**Your task**
Copy out the data below as written; omit any images.

**Available records**
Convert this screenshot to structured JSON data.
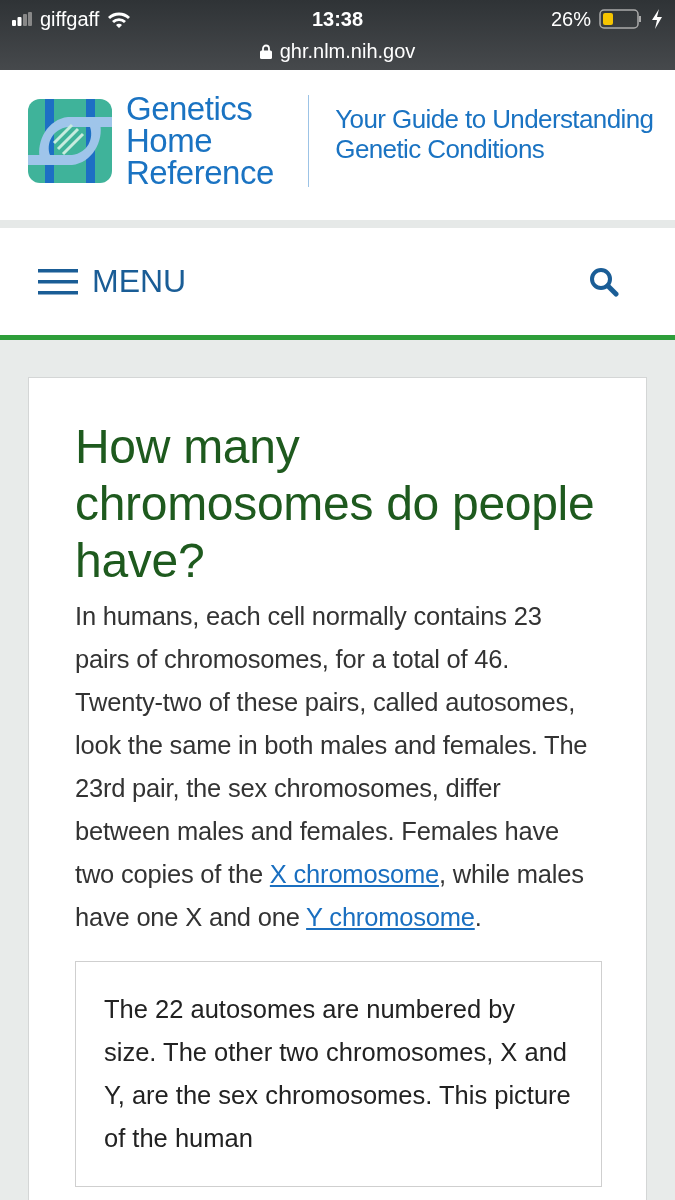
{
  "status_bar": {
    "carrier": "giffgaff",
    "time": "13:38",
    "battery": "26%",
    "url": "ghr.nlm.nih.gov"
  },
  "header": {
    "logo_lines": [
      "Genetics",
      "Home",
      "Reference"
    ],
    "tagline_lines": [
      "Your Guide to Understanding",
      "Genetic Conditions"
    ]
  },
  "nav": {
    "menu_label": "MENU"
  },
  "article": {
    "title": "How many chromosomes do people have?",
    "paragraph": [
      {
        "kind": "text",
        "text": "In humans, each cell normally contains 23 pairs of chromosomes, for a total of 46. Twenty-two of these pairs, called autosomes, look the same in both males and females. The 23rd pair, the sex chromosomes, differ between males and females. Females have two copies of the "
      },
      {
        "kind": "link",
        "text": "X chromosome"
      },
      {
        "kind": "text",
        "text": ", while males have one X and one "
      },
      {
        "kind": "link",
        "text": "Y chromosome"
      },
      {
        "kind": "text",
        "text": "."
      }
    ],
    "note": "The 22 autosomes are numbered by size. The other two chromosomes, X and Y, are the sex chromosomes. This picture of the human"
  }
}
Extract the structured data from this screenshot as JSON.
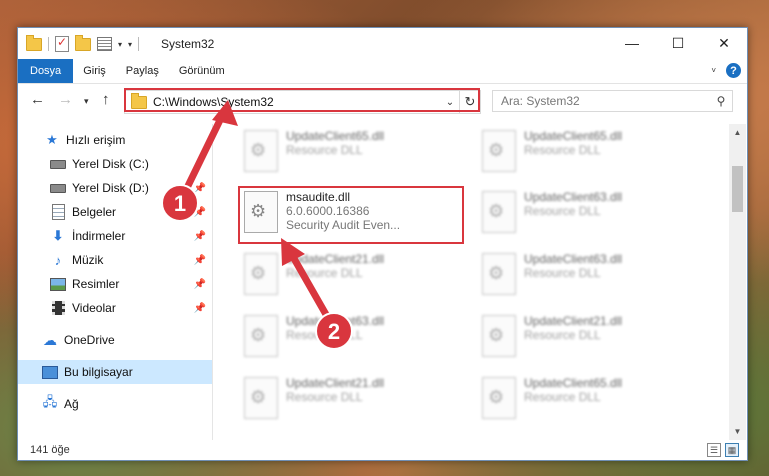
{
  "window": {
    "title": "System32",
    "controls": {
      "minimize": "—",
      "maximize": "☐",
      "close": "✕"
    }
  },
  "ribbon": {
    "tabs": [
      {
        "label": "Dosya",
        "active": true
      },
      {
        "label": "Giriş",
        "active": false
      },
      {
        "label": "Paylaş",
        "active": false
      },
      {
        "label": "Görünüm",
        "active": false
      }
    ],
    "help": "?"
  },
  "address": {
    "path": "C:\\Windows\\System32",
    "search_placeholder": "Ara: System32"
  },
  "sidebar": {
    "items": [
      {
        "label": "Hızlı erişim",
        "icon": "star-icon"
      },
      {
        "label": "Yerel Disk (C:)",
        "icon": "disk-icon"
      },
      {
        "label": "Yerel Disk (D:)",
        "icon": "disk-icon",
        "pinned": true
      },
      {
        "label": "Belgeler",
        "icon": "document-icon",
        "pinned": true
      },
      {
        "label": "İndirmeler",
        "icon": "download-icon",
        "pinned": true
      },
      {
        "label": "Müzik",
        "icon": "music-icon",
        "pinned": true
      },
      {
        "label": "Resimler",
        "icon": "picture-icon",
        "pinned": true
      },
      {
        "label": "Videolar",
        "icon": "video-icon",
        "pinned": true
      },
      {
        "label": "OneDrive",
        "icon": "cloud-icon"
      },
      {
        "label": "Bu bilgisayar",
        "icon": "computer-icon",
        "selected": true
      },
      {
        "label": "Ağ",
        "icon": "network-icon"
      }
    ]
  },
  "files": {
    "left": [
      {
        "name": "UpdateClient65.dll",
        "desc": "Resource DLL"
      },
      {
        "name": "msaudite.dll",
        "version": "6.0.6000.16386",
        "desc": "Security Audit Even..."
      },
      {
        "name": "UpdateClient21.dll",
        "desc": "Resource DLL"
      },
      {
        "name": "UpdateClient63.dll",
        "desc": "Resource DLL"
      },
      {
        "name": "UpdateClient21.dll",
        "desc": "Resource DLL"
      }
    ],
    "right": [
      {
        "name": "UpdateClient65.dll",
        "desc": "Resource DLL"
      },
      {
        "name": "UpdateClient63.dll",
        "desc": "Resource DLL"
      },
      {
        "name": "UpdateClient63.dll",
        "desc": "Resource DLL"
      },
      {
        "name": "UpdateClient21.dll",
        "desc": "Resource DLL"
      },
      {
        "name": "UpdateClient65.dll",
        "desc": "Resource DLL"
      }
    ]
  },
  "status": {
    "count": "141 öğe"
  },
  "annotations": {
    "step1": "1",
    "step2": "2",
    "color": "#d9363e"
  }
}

**Exercise response**
Convert this screenshot to structured JSON data.
{
  "status_bar": {
    "carrier": "giffgaff",
    "time": "13:38",
    "battery": "26%",
    "url": "ghr.nlm.nih.gov"
  },
  "header": {
    "logo_lines": [
      "Genetics",
      "Home",
      "Reference"
    ],
    "tagline_lines": [
      "Your Guide to Understanding",
      "Genetic Conditions"
    ]
  },
  "nav": {
    "menu_label": "MENU"
  },
  "article": {
    "title": "How many chromosomes do people have?",
    "paragraph": [
      {
        "kind": "text",
        "text": "In humans, each cell normally contains 23 pairs of chromosomes, for a total of 46. Twenty-two of these pairs, called autosomes, look the same in both males and females. The 23rd pair, the sex chromosomes, differ between males and females. Females have two copies of the "
      },
      {
        "kind": "link",
        "text": "X chromosome"
      },
      {
        "kind": "text",
        "text": ", while males have one X and one "
      },
      {
        "kind": "link",
        "text": "Y chromosome"
      },
      {
        "kind": "text",
        "text": "."
      }
    ],
    "note": "The 22 autosomes are numbered by size. The other two chromosomes, X and Y, are the sex chromosomes. This picture of the human"
  }
}
Extract the structured data from this screenshot as JSON.
{
  "window": {
    "title": "System32",
    "controls": {
      "minimize": "—",
      "maximize": "☐",
      "close": "✕"
    }
  },
  "ribbon": {
    "tabs": [
      {
        "label": "Dosya",
        "active": true
      },
      {
        "label": "Giriş",
        "active": false
      },
      {
        "label": "Paylaş",
        "active": false
      },
      {
        "label": "Görünüm",
        "active": false
      }
    ],
    "help": "?"
  },
  "address": {
    "path": "C:\\Windows\\System32",
    "search_placeholder": "Ara: System32"
  },
  "sidebar": {
    "items": [
      {
        "label": "Hızlı erişim",
        "icon": "star-icon"
      },
      {
        "label": "Yerel Disk (C:)",
        "icon": "disk-icon"
      },
      {
        "label": "Yerel Disk (D:)",
        "icon": "disk-icon",
        "pinned": true
      },
      {
        "label": "Belgeler",
        "icon": "document-icon",
        "pinned": true
      },
      {
        "label": "İndirmeler",
        "icon": "download-icon",
        "pinned": true
      },
      {
        "label": "Müzik",
        "icon": "music-icon",
        "pinned": true
      },
      {
        "label": "Resimler",
        "icon": "picture-icon",
        "pinned": true
      },
      {
        "label": "Videolar",
        "icon": "video-icon",
        "pinned": true
      },
      {
        "label": "OneDrive",
        "icon": "cloud-icon"
      },
      {
        "label": "Bu bilgisayar",
        "icon": "computer-icon",
        "selected": true
      },
      {
        "label": "Ağ",
        "icon": "network-icon"
      }
    ]
  },
  "files": {
    "left": [
      {
        "name": "UpdateClient65.dll",
        "desc": "Resource DLL"
      },
      {
        "name": "msaudite.dll",
        "version": "6.0.6000.16386",
        "desc": "Security Audit Even..."
      },
      {
        "name": "UpdateClient21.dll",
        "desc": "Resource DLL"
      },
      {
        "name": "UpdateClient63.dll",
        "desc": "Resource DLL"
      },
      {
        "name": "UpdateClient21.dll",
        "desc": "Resource DLL"
      }
    ],
    "right": [
      {
        "name": "UpdateClient65.dll",
        "desc": "Resource DLL"
      },
      {
        "name": "UpdateClient63.dll",
        "desc": "Resource DLL"
      },
      {
        "name": "UpdateClient63.dll",
        "desc": "Resource DLL"
      },
      {
        "name": "UpdateClient21.dll",
        "desc": "Resource DLL"
      },
      {
        "name": "UpdateClient65.dll",
        "desc": "Resource DLL"
      }
    ]
  },
  "status": {
    "count": "141 öğe"
  },
  "annotations": {
    "step1": "1",
    "step2": "2",
    "color": "#d9363e"
  }
}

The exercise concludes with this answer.